- SOURCE:

Structuring Intercreditor Agreements in Split Collateral Lien Structures Between ABL and Term Lenders

Navigating Collateral Pool, Priority of Rights, Access to Collateral, Standstill Period, and Waterfall Provisions

Recording of a 90-minute CLE webinar with Q&A


Conducted on Thursday, April 6, 2017
Recorded event now available


This CLE webinar will provide commercial lending counsel with a review of key provisions in a split-collateral intercreditor arrangement, including, among other things, priority of rights, access to collateral and standstill provisions. The panel will address the negotiation of provisions from the perspective of the asset-based lender (ABL) and term lender.

Description

In the current market, financing arrangements often contain multiple tranches of debt which are accompanied by complex intercreditor arrangements, and split collateral arrangements are more popular. With increasingly common complex split collateral intercreditor arrangements, and increasingly common built-in flexibility in loan documents to accommodate additional debt and liens in a variety of structures on a post-closing basis, lenders must have a firm grasp of the considerations involved in split collateral intercreditor arrangements.

In a split collateral structure, the ABL lender receives a first lien on the working capital assets—typically receivables, inventory and related proceeds—and the term lender receives a first lien on the remaining assets. Each lender also often receives a junior lien on the other lender’s pool of collateral.

Listen as our authoritative panel of commercial finance practitioners analyzes key provisions in a split collateral intercreditor arrangement from the perspectives of both the ABL and the term lender. The panel will discuss key provisions, including, among other things, priority of rights, access to collateral and standstill provisions.

Outline

  1. Defining collateral pools
  2. Priority of rights issues
  3. Access to collateral, including license rights relative to intellectual property
  4. Standstill and the lienholders’ right to exercise remedies
  5. Waterfall provisions

Benefits

The panel will review these and other key issues:

  • Collateral pools of the lenders
  • Priority rights to proceeds from collateral or other receipts not allocated to either lender
  • Access rights and license rights
  • Standstill provisions
  • Each lender’s rights and remedies following a borrower default

Faculty

Katherine E. Bell, Partner
Paul Hastings, Costa Mesa, Calif.

- DATASET EXTRACT:
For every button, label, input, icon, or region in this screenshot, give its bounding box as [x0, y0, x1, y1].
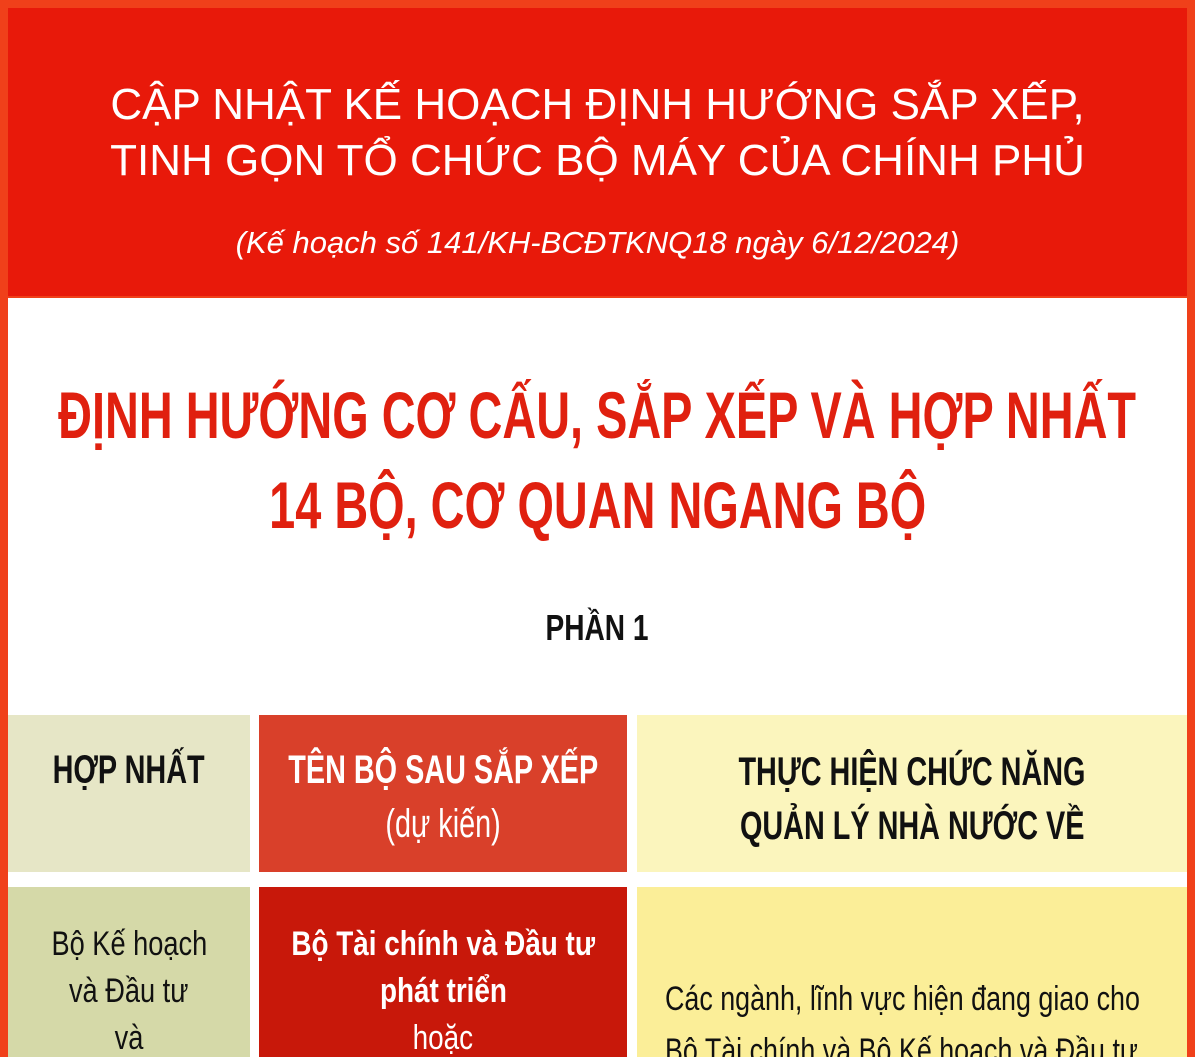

- JOB A: List every topic given in the Outline section of the webinar description.
- JOB B: Reproduce word for word the passage of the webinar description that begins at the words "In a split collateral structure, the" and stops after "pool of collateral.".

- TASK RESPONSE A:
1. Defining collateral pools
2. Priority of rights issues
3. Access to collateral, including license rights relative to intellectual property
4. Standstill and the lienholders' right to exercise remedies
5. Waterfall provisions

- TASK RESPONSE B:
In a split collateral structure, the ABL lender receives a first lien on the working capital assets—typically receivables, inventory and related proceeds—and the term lender receives a first lien on the remaining assets. Each lender also often receives a junior lien on the other lender’s pool of collateral.